[Short task]:
Would you return the complete listing below word for word?

[Provided information]:
## Begin

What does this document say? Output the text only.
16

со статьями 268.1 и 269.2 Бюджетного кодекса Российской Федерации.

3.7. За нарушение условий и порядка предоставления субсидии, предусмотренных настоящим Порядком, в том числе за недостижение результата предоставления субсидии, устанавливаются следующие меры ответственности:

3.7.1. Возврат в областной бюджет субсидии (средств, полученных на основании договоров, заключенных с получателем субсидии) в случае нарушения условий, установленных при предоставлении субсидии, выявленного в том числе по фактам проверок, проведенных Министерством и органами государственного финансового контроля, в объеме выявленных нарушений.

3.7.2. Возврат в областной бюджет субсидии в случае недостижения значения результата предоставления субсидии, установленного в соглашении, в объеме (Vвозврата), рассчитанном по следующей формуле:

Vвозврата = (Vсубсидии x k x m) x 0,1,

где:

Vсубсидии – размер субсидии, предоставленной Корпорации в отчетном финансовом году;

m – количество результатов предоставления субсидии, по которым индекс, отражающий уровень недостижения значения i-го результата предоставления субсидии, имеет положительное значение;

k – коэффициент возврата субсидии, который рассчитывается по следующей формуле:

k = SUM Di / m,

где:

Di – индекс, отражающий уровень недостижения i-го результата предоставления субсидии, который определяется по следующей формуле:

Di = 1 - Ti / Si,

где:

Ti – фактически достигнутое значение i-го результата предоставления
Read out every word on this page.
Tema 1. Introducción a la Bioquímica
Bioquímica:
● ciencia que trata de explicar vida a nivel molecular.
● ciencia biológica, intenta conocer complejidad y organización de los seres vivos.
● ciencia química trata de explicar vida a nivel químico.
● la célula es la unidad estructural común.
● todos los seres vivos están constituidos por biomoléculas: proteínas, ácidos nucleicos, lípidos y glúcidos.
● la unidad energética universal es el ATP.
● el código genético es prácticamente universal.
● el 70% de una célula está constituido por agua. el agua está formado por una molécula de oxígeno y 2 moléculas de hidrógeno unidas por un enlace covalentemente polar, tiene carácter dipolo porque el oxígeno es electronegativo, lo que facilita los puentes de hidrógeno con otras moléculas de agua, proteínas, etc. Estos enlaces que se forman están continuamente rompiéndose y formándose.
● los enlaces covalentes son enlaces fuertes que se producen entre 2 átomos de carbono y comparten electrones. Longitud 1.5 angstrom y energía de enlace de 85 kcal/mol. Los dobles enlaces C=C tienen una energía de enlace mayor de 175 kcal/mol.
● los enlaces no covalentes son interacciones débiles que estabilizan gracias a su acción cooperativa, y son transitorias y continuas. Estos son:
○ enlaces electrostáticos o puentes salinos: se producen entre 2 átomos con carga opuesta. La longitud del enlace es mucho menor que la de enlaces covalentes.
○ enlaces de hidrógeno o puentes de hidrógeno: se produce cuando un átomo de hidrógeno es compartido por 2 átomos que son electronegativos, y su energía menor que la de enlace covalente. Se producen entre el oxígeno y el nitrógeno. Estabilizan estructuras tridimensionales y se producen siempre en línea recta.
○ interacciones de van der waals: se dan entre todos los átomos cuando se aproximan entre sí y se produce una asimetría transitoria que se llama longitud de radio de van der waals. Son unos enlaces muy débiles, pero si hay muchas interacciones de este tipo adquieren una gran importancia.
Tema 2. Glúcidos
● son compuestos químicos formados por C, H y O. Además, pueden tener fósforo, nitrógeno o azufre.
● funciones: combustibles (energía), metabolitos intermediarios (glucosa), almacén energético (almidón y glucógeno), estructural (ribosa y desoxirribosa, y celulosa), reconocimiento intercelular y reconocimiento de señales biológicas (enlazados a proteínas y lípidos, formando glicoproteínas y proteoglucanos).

## End

[Finished task]:
What does this document say? Output the text only.
16

со статьями 268.1 и 269.2 Бюджетного кодекса Российской Федерации.

3.7. За нарушение условий и порядка предоставления субсидии, предусмотренных настоящим Порядком, в том числе за недостижение результата предоставления субсидии, устанавливаются следующие меры ответственности:

3.7.1. Возврат в областной бюджет субсидии (средств, полученных на основании договоров, заключенных с получателем субсидии) в случае нарушения условий, установленных при предоставлении субсидии, выявленного в том числе по фактам проверок, проведенных Министерством и органами государственного финансового контроля, в объеме выявленных нарушений.

3.7.2. Возврат в областной бюджет субсидии в случае недостижения значения результата предоставления субсидии, установленного в соглашении, в объеме (Vвозврата), рассчитанном по следующей формуле:

Vвозврата = (Vсубсидии x k x m) x 0,1,

где:

Vсубсидии – размер субсидии, предоставленной Корпорации в отчетном финансовом году;

m – количество результатов предоставления субсидии, по которым индекс, отражающий уровень недостижения значения i-го результата предоставления субсидии, имеет положительное значение;

k – коэффициент возврата субсидии, который рассчитывается по следующей формуле:

k = SUM Di / m,

где:

Di – индекс, отражающий уровень недостижения i-го результата предоставления субсидии, который определяется по следующей формуле:

Di = 1 - Ti / Si,

где:

Ti – фактически достигнутое значение i-го результата предоставления
Read out every word on this page.
Tema 1. Introducción a la Bioquímica
Bioquímica:
● ciencia que trata de explicar vida a nivel molecular.
● ciencia biológica, intenta conocer complejidad y organización de los seres vivos.
● ciencia química trata de explicar vida a nivel químico.
● la célula es la unidad estructural común.
● todos los seres vivos están constituidos por biomoléculas: proteínas, ácidos nucleicos, lípidos y glúcidos.
● la unidad energética universal es el ATP.
● el código genético es prácticamente universal.
● el 70% de una célula está constituido por agua. el agua está formado por una molécula de oxígeno y 2 moléculas de hidrógeno unidas por un enlace covalentemente polar, tiene carácter dipolo porque el oxígeno es electronegativo, lo que facilita los puentes de hidrógeno con otras moléculas de agua, proteínas, etc. Estos enlaces que se forman están continuamente rompiéndose y formándose.
● los enlaces covalentes son enlaces fuertes que se producen entre 2 átomos de carbono y comparten electrones. Longitud 1.5 angstrom y energía de enlace de 85 kcal/mol. Los dobles enlaces C=C tienen una energía de enlace mayor de 175 kcal/mol.
● los enlaces no covalentes son interacciones débiles que estabilizan gracias a su acción cooperativa, y son transitorias y continuas. Estos son:
○ enlaces electrostáticos o puentes salinos: se producen entre 2 átomos con carga opuesta. La longitud del enlace es mucho menor que la de enlaces covalentes.
○ enlaces de hidrógeno o puentes de hidrógeno: se produce cuando un átomo de hidrógeno es compartido por 2 átomos que son electronegativos, y su energía menor que la de enlace covalente. Se producen entre el oxígeno y el nitrógeno. Estabilizan estructuras tridimensionales y se producen siempre en línea recta.
○ interacciones de van der waals: se dan entre todos los átomos cuando se aproximan entre sí y se produce una asimetría transitoria que se llama longitud de radio de van der waals. Son unos enlaces muy débiles, pero si hay muchas interacciones de este tipo adquieren una gran importancia.
Tema 2. Glúcidos
● son compuestos químicos formados por C, H y O. Además, pueden tener fósforo, nitrógeno o azufre.
● funciones: combustibles (energía), metabolitos intermediarios (glucosa), almacén energético (almidón y glucógeno), estructural (ribosa y desoxirribosa, y celulosa), reconocimiento intercelular y reconocimiento de señales biológicas (enlazados a proteínas y lípidos, formando glicoproteínas y proteoglucanos).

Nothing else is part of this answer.